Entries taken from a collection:
++++++++++

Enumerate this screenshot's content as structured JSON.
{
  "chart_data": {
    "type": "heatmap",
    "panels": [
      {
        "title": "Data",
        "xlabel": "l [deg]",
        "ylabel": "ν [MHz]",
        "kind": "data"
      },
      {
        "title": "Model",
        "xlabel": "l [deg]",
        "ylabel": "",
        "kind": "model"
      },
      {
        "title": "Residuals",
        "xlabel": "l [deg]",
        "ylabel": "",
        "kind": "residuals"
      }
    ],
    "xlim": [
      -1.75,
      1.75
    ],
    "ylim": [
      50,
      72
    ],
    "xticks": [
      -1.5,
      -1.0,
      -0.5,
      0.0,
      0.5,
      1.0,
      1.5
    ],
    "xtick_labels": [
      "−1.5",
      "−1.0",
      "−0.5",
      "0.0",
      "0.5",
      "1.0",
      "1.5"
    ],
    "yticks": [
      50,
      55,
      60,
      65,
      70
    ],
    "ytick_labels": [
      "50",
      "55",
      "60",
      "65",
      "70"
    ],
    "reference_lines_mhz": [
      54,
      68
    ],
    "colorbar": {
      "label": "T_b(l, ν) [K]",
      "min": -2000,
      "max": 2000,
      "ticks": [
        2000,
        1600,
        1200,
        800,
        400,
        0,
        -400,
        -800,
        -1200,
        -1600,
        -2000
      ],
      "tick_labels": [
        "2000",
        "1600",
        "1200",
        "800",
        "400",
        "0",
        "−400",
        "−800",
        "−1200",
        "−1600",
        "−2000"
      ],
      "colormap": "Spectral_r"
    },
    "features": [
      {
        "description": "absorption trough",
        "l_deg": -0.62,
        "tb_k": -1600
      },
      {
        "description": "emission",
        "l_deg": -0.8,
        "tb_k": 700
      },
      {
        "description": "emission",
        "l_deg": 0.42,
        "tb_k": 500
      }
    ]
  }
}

++++++++++

## [Required task]
Type out the whole listing above again, exactly as it stands.

## [Response]
Enumerate this screenshot's content as structured JSON.
{
  "chart_data": {
    "type": "heatmap",
    "panels": [
      {
        "title": "Data",
        "xlabel": "l [deg]",
        "ylabel": "ν [MHz]",
        "kind": "data"
      },
      {
        "title": "Model",
        "xlabel": "l [deg]",
        "ylabel": "",
        "kind": "model"
      },
      {
        "title": "Residuals",
        "xlabel": "l [deg]",
        "ylabel": "",
        "kind": "residuals"
      }
    ],
    "xlim": [
      -1.75,
      1.75
    ],
    "ylim": [
      50,
      72
    ],
    "xticks": [
      -1.5,
      -1.0,
      -0.5,
      0.0,
      0.5,
      1.0,
      1.5
    ],
    "xtick_labels": [
      "−1.5",
      "−1.0",
      "−0.5",
      "0.0",
      "0.5",
      "1.0",
      "1.5"
    ],
    "yticks": [
      50,
      55,
      60,
      65,
      70
    ],
    "ytick_labels": [
      "50",
      "55",
      "60",
      "65",
      "70"
    ],
    "reference_lines_mhz": [
      54,
      68
    ],
    "colorbar": {
      "label": "T_b(l, ν) [K]",
      "min": -2000,
      "max": 2000,
      "ticks": [
        2000,
        1600,
        1200,
        800,
        400,
        0,
        -400,
        -800,
        -1200,
        -1600,
        -2000
      ],
      "tick_labels": [
        "2000",
        "1600",
        "1200",
        "800",
        "400",
        "0",
        "−400",
        "−800",
        "−1200",
        "−1600",
        "−2000"
      ],
      "colormap": "Spectral_r"
    },
    "features": [
      {
        "description": "absorption trough",
        "l_deg": -0.62,
        "tb_k": -1600
      },
      {
        "description": "emission",
        "l_deg": -0.8,
        "tb_k": 700
      },
      {
        "description": "emission",
        "l_deg": 0.42,
        "tb_k": 500
      }
    ]
  }
}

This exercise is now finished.